**Work to do:** Without including any pictures, write out the listing below exactly.

**Data provided:**
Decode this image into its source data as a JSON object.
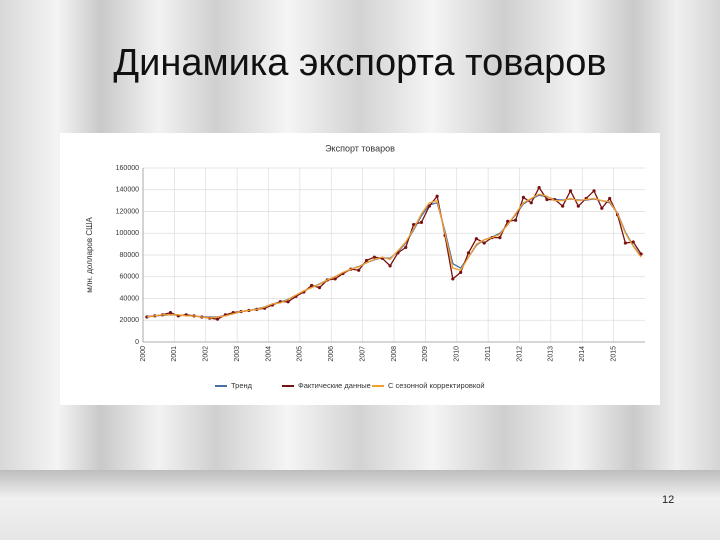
{
  "slide": {
    "title": "Динамика экспорта товаров",
    "page_number": "12"
  },
  "chart_data": {
    "type": "line",
    "title": "Экспорт товаров",
    "y_label": "млн. долларов США",
    "categories": [
      "2000",
      null,
      null,
      null,
      "2001",
      null,
      null,
      null,
      "2002",
      null,
      null,
      null,
      "2003",
      null,
      null,
      null,
      "2004",
      null,
      null,
      null,
      "2005",
      null,
      null,
      null,
      "2006",
      null,
      null,
      null,
      "2007",
      null,
      null,
      null,
      "2008",
      null,
      null,
      null,
      "2009",
      null,
      null,
      null,
      "2010",
      null,
      null,
      null,
      "2011",
      null,
      null,
      null,
      "2012",
      null,
      null,
      null,
      "2013",
      null,
      null,
      null,
      "2014",
      null,
      null,
      null,
      "2015",
      null,
      null,
      null
    ],
    "ylim": [
      0,
      160000
    ],
    "yticks": [
      0,
      20000,
      40000,
      60000,
      80000,
      100000,
      120000,
      140000,
      160000
    ],
    "grid": true,
    "series": [
      {
        "name": "Тренд",
        "color": "#4a6fa5",
        "markers": false,
        "values": [
          23500,
          24000,
          24500,
          25000,
          24800,
          24300,
          23800,
          23200,
          22800,
          23200,
          24200,
          26000,
          27800,
          29000,
          30400,
          32200,
          35000,
          36800,
          39200,
          43000,
          46800,
          50200,
          53400,
          57000,
          60200,
          63800,
          67000,
          69400,
          72800,
          75600,
          77400,
          77000,
          83000,
          91000,
          103000,
          116000,
          126000,
          128000,
          102000,
          72000,
          68000,
          78000,
          89000,
          94000,
          96500,
          100000,
          108000,
          117000,
          127000,
          131500,
          135000,
          133500,
          131000,
          130500,
          131500,
          130500,
          130500,
          131500,
          130000,
          128000,
          118500,
          101000,
          88500,
          79000
        ]
      },
      {
        "name": "Фактические данные",
        "color": "#7a1010",
        "markers": true,
        "values": [
          23000,
          24000,
          25000,
          27000,
          24000,
          25000,
          24000,
          23000,
          22000,
          21000,
          25000,
          27000,
          28000,
          29000,
          30000,
          31000,
          34000,
          37000,
          37000,
          42000,
          46000,
          52000,
          50000,
          57000,
          58000,
          63000,
          67000,
          66000,
          75000,
          78000,
          77000,
          70000,
          82000,
          87000,
          108000,
          110000,
          125000,
          134000,
          98000,
          58000,
          64000,
          82000,
          95000,
          91000,
          96000,
          96000,
          111000,
          112000,
          133000,
          128000,
          142000,
          131000,
          131000,
          125000,
          139000,
          125000,
          132000,
          139000,
          123000,
          132000,
          117000,
          91000,
          92000,
          81000
        ]
      },
      {
        "name": "С сезонной корректировкой",
        "color": "#f0a030",
        "markers": false,
        "values": [
          23000,
          24000,
          25000,
          25000,
          25000,
          24000,
          24000,
          23000,
          22000,
          23000,
          24000,
          26000,
          28000,
          29000,
          30000,
          32000,
          35000,
          36000,
          39000,
          43000,
          47000,
          50000,
          53000,
          57000,
          60000,
          64000,
          67000,
          69000,
          73000,
          76000,
          78000,
          76000,
          84000,
          92000,
          104000,
          118000,
          128000,
          130000,
          100000,
          68000,
          66000,
          78000,
          90000,
          94000,
          96000,
          99000,
          108000,
          118000,
          128000,
          132000,
          136000,
          134000,
          130000,
          130000,
          132000,
          130000,
          131000,
          132000,
          130000,
          129000,
          118000,
          100000,
          88000,
          78000
        ]
      }
    ]
  }
}
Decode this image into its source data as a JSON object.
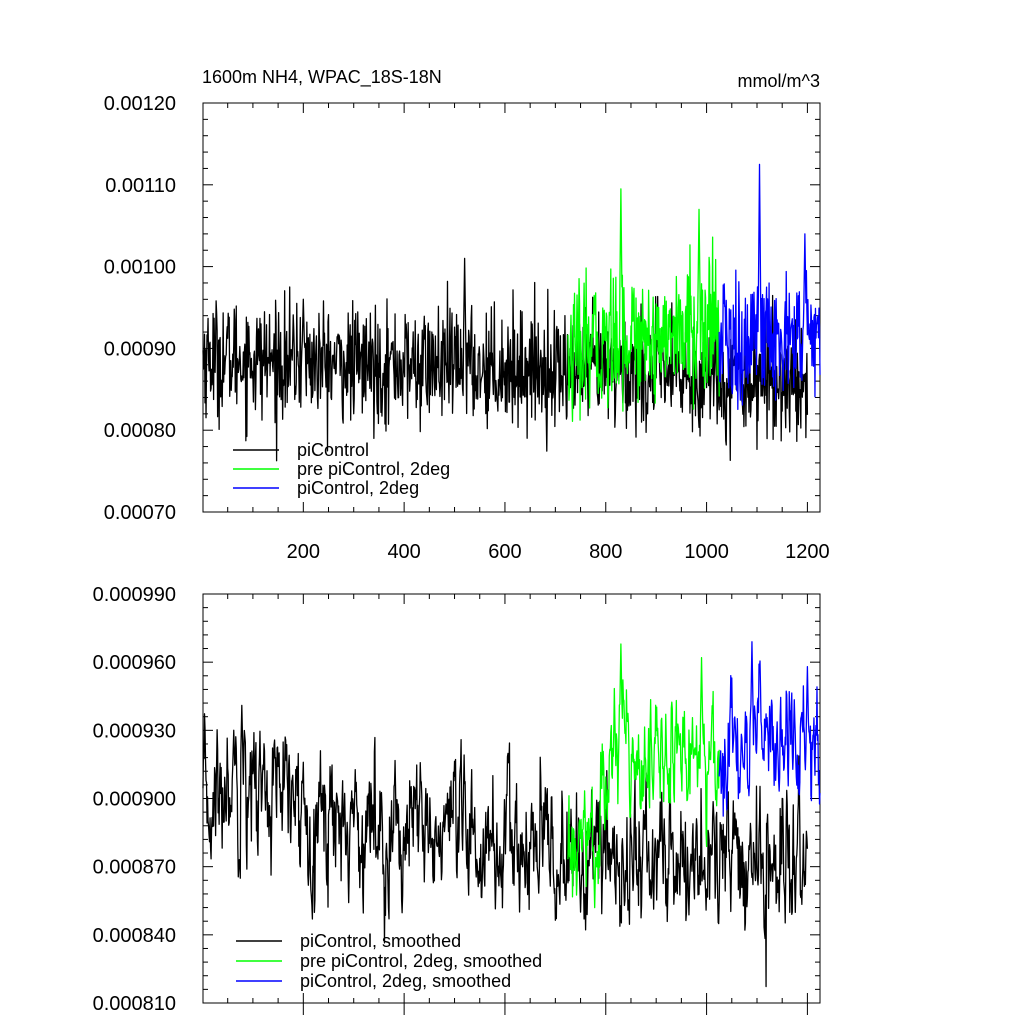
{
  "chart_data": [
    {
      "type": "line",
      "title_left": "1600m NH4, WPAC_18S-18N",
      "title_right": "mmol/m^3",
      "xlim": [
        1,
        1225
      ],
      "ylim": [
        0.0007,
        0.0012
      ],
      "x_ticks": [
        200,
        400,
        600,
        800,
        1000,
        1200
      ],
      "x_tick_labels": [
        "200",
        "400",
        "600",
        "800",
        "1000",
        "1200"
      ],
      "y_ticks": [
        0.0007,
        0.0008,
        0.0009,
        0.001,
        0.0011,
        0.0012
      ],
      "y_tick_labels": [
        "0.00070",
        "0.00080",
        "0.00090",
        "0.00100",
        "0.00110",
        "0.00120"
      ],
      "legend": "bottom-left",
      "series": [
        {
          "name": "piControl",
          "color": "#000000",
          "x_range": [
            1,
            1200
          ],
          "profile": [
            [
              1,
              0.00089
            ],
            [
              300,
              0.00088
            ],
            [
              700,
              0.000875
            ],
            [
              1200,
              0.00086
            ]
          ],
          "noise_std": 3.5e-05,
          "spikes": [
            [
              520,
              0.00101
            ],
            [
              200,
              0.00096
            ]
          ]
        },
        {
          "name": "pre piControl, 2deg",
          "color": "#00ff00",
          "x_range": [
            725,
            1025
          ],
          "profile": [
            [
              725,
              0.000885
            ],
            [
              820,
              0.000915
            ],
            [
              1025,
              0.00092
            ]
          ],
          "noise_std": 4e-05,
          "spikes": [
            [
              830,
              0.001095
            ],
            [
              985,
              0.00107
            ]
          ]
        },
        {
          "name": "piControl, 2deg",
          "color": "#0000ff",
          "x_range": [
            1025,
            1225
          ],
          "profile": [
            [
              1025,
              0.000905
            ],
            [
              1225,
              0.000915
            ]
          ],
          "noise_std": 4e-05,
          "spikes": [
            [
              1105,
              0.001125
            ],
            [
              1195,
              0.00104
            ]
          ]
        }
      ]
    },
    {
      "type": "line",
      "xlim": [
        1,
        1225
      ],
      "ylim": [
        0.00081,
        0.00099
      ],
      "x_ticks": [
        200,
        400,
        600,
        800,
        1000,
        1200
      ],
      "y_ticks": [
        0.00081,
        0.00084,
        0.00087,
        0.0009,
        0.00093,
        0.00096,
        0.00099
      ],
      "y_tick_labels": [
        "0.000810",
        "0.000840",
        "0.000870",
        "0.000900",
        "0.000930",
        "0.000960",
        "0.000990"
      ],
      "legend": "bottom-left",
      "series": [
        {
          "name": "piControl, smoothed",
          "color": "#000000",
          "x_range": [
            1,
            1200
          ],
          "profile": [
            [
              1,
              0.000895
            ],
            [
              80,
              0.00091
            ],
            [
              200,
              0.000895
            ],
            [
              400,
              0.000885
            ],
            [
              700,
              0.000875
            ],
            [
              1200,
              0.00087
            ]
          ],
          "noise_std": 1.4e-05,
          "spikes": [
            [
              78,
              0.000941
            ],
            [
              62,
              0.00093
            ],
            [
              750,
              0.00085
            ]
          ]
        },
        {
          "name": "pre piControl, 2deg, smoothed",
          "color": "#00ff00",
          "x_range": [
            725,
            1025
          ],
          "profile": [
            [
              725,
              0.00087
            ],
            [
              780,
              0.000885
            ],
            [
              830,
              0.00093
            ],
            [
              900,
              0.000915
            ],
            [
              1025,
              0.000925
            ]
          ],
          "noise_std": 1.2e-05,
          "spikes": [
            [
              830,
              0.000968
            ],
            [
              990,
              0.000962
            ],
            [
              778,
              0.000852
            ]
          ]
        },
        {
          "name": "piControl, 2deg, smoothed",
          "color": "#0000ff",
          "x_range": [
            1025,
            1225
          ],
          "profile": [
            [
              1025,
              0.000915
            ],
            [
              1100,
              0.00093
            ],
            [
              1225,
              0.00092
            ]
          ],
          "noise_std": 1.2e-05,
          "spikes": [
            [
              1090,
              0.000969
            ],
            [
              1200,
              0.000958
            ],
            [
              1040,
              0.000895
            ]
          ]
        }
      ]
    }
  ]
}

**Response to the exercise:**
Decode this image into its source data as a JSON object.
{
  "slide": {
    "title": "Динамика экспорта товаров",
    "page_number": "12"
  },
  "chart_data": {
    "type": "line",
    "title": "Экспорт товаров",
    "y_label": "млн. долларов США",
    "categories": [
      "2000",
      null,
      null,
      null,
      "2001",
      null,
      null,
      null,
      "2002",
      null,
      null,
      null,
      "2003",
      null,
      null,
      null,
      "2004",
      null,
      null,
      null,
      "2005",
      null,
      null,
      null,
      "2006",
      null,
      null,
      null,
      "2007",
      null,
      null,
      null,
      "2008",
      null,
      null,
      null,
      "2009",
      null,
      null,
      null,
      "2010",
      null,
      null,
      null,
      "2011",
      null,
      null,
      null,
      "2012",
      null,
      null,
      null,
      "2013",
      null,
      null,
      null,
      "2014",
      null,
      null,
      null,
      "2015",
      null,
      null,
      null
    ],
    "ylim": [
      0,
      160000
    ],
    "yticks": [
      0,
      20000,
      40000,
      60000,
      80000,
      100000,
      120000,
      140000,
      160000
    ],
    "grid": true,
    "series": [
      {
        "name": "Тренд",
        "color": "#4a6fa5",
        "markers": false,
        "values": [
          23500,
          24000,
          24500,
          25000,
          24800,
          24300,
          23800,
          23200,
          22800,
          23200,
          24200,
          26000,
          27800,
          29000,
          30400,
          32200,
          35000,
          36800,
          39200,
          43000,
          46800,
          50200,
          53400,
          57000,
          60200,
          63800,
          67000,
          69400,
          72800,
          75600,
          77400,
          77000,
          83000,
          91000,
          103000,
          116000,
          126000,
          128000,
          102000,
          72000,
          68000,
          78000,
          89000,
          94000,
          96500,
          100000,
          108000,
          117000,
          127000,
          131500,
          135000,
          133500,
          131000,
          130500,
          131500,
          130500,
          130500,
          131500,
          130000,
          128000,
          118500,
          101000,
          88500,
          79000
        ]
      },
      {
        "name": "Фактические данные",
        "color": "#7a1010",
        "markers": true,
        "values": [
          23000,
          24000,
          25000,
          27000,
          24000,
          25000,
          24000,
          23000,
          22000,
          21000,
          25000,
          27000,
          28000,
          29000,
          30000,
          31000,
          34000,
          37000,
          37000,
          42000,
          46000,
          52000,
          50000,
          57000,
          58000,
          63000,
          67000,
          66000,
          75000,
          78000,
          77000,
          70000,
          82000,
          87000,
          108000,
          110000,
          125000,
          134000,
          98000,
          58000,
          64000,
          82000,
          95000,
          91000,
          96000,
          96000,
          111000,
          112000,
          133000,
          128000,
          142000,
          131000,
          131000,
          125000,
          139000,
          125000,
          132000,
          139000,
          123000,
          132000,
          117000,
          91000,
          92000,
          81000
        ]
      },
      {
        "name": "С сезонной корректировкой",
        "color": "#f0a030",
        "markers": false,
        "values": [
          23000,
          24000,
          25000,
          25000,
          25000,
          24000,
          24000,
          23000,
          22000,
          23000,
          24000,
          26000,
          28000,
          29000,
          30000,
          32000,
          35000,
          36000,
          39000,
          43000,
          47000,
          50000,
          53000,
          57000,
          60000,
          64000,
          67000,
          69000,
          73000,
          76000,
          78000,
          76000,
          84000,
          92000,
          104000,
          118000,
          128000,
          130000,
          100000,
          68000,
          66000,
          78000,
          90000,
          94000,
          96000,
          99000,
          108000,
          118000,
          128000,
          132000,
          136000,
          134000,
          130000,
          130000,
          132000,
          130000,
          131000,
          132000,
          130000,
          129000,
          118000,
          100000,
          88000,
          78000
        ]
      }
    ]
  }
}
Decode this image into its source data as a JSON object.
{
  "chart_data": [
    {
      "type": "line",
      "title_left": "1600m NH4, WPAC_18S-18N",
      "title_right": "mmol/m^3",
      "xlim": [
        1,
        1225
      ],
      "ylim": [
        0.0007,
        0.0012
      ],
      "x_ticks": [
        200,
        400,
        600,
        800,
        1000,
        1200
      ],
      "x_tick_labels": [
        "200",
        "400",
        "600",
        "800",
        "1000",
        "1200"
      ],
      "y_ticks": [
        0.0007,
        0.0008,
        0.0009,
        0.001,
        0.0011,
        0.0012
      ],
      "y_tick_labels": [
        "0.00070",
        "0.00080",
        "0.00090",
        "0.00100",
        "0.00110",
        "0.00120"
      ],
      "legend": "bottom-left",
      "series": [
        {
          "name": "piControl",
          "color": "#000000",
          "x_range": [
            1,
            1200
          ],
          "profile": [
            [
              1,
              0.00089
            ],
            [
              300,
              0.00088
            ],
            [
              700,
              0.000875
            ],
            [
              1200,
              0.00086
            ]
          ],
          "noise_std": 3.5e-05,
          "spikes": [
            [
              520,
              0.00101
            ],
            [
              200,
              0.00096
            ]
          ]
        },
        {
          "name": "pre piControl, 2deg",
          "color": "#00ff00",
          "x_range": [
            725,
            1025
          ],
          "profile": [
            [
              725,
              0.000885
            ],
            [
              820,
              0.000915
            ],
            [
              1025,
              0.00092
            ]
          ],
          "noise_std": 4e-05,
          "spikes": [
            [
              830,
              0.001095
            ],
            [
              985,
              0.00107
            ]
          ]
        },
        {
          "name": "piControl, 2deg",
          "color": "#0000ff",
          "x_range": [
            1025,
            1225
          ],
          "profile": [
            [
              1025,
              0.000905
            ],
            [
              1225,
              0.000915
            ]
          ],
          "noise_std": 4e-05,
          "spikes": [
            [
              1105,
              0.001125
            ],
            [
              1195,
              0.00104
            ]
          ]
        }
      ]
    },
    {
      "type": "line",
      "xlim": [
        1,
        1225
      ],
      "ylim": [
        0.00081,
        0.00099
      ],
      "x_ticks": [
        200,
        400,
        600,
        800,
        1000,
        1200
      ],
      "y_ticks": [
        0.00081,
        0.00084,
        0.00087,
        0.0009,
        0.00093,
        0.00096,
        0.00099
      ],
      "y_tick_labels": [
        "0.000810",
        "0.000840",
        "0.000870",
        "0.000900",
        "0.000930",
        "0.000960",
        "0.000990"
      ],
      "legend": "bottom-left",
      "series": [
        {
          "name": "piControl, smoothed",
          "color": "#000000",
          "x_range": [
            1,
            1200
          ],
          "profile": [
            [
              1,
              0.000895
            ],
            [
              80,
              0.00091
            ],
            [
              200,
              0.000895
            ],
            [
              400,
              0.000885
            ],
            [
              700,
              0.000875
            ],
            [
              1200,
              0.00087
            ]
          ],
          "noise_std": 1.4e-05,
          "spikes": [
            [
              78,
              0.000941
            ],
            [
              62,
              0.00093
            ],
            [
              750,
              0.00085
            ]
          ]
        },
        {
          "name": "pre piControl, 2deg, smoothed",
          "color": "#00ff00",
          "x_range": [
            725,
            1025
          ],
          "profile": [
            [
              725,
              0.00087
            ],
            [
              780,
              0.000885
            ],
            [
              830,
              0.00093
            ],
            [
              900,
              0.000915
            ],
            [
              1025,
              0.000925
            ]
          ],
          "noise_std": 1.2e-05,
          "spikes": [
            [
              830,
              0.000968
            ],
            [
              990,
              0.000962
            ],
            [
              778,
              0.000852
            ]
          ]
        },
        {
          "name": "piControl, 2deg, smoothed",
          "color": "#0000ff",
          "x_range": [
            1025,
            1225
          ],
          "profile": [
            [
              1025,
              0.000915
            ],
            [
              1100,
              0.00093
            ],
            [
              1225,
              0.00092
            ]
          ],
          "noise_std": 1.2e-05,
          "spikes": [
            [
              1090,
              0.000969
            ],
            [
              1200,
              0.000958
            ],
            [
              1040,
              0.000895
            ]
          ]
        }
      ]
    }
  ]
}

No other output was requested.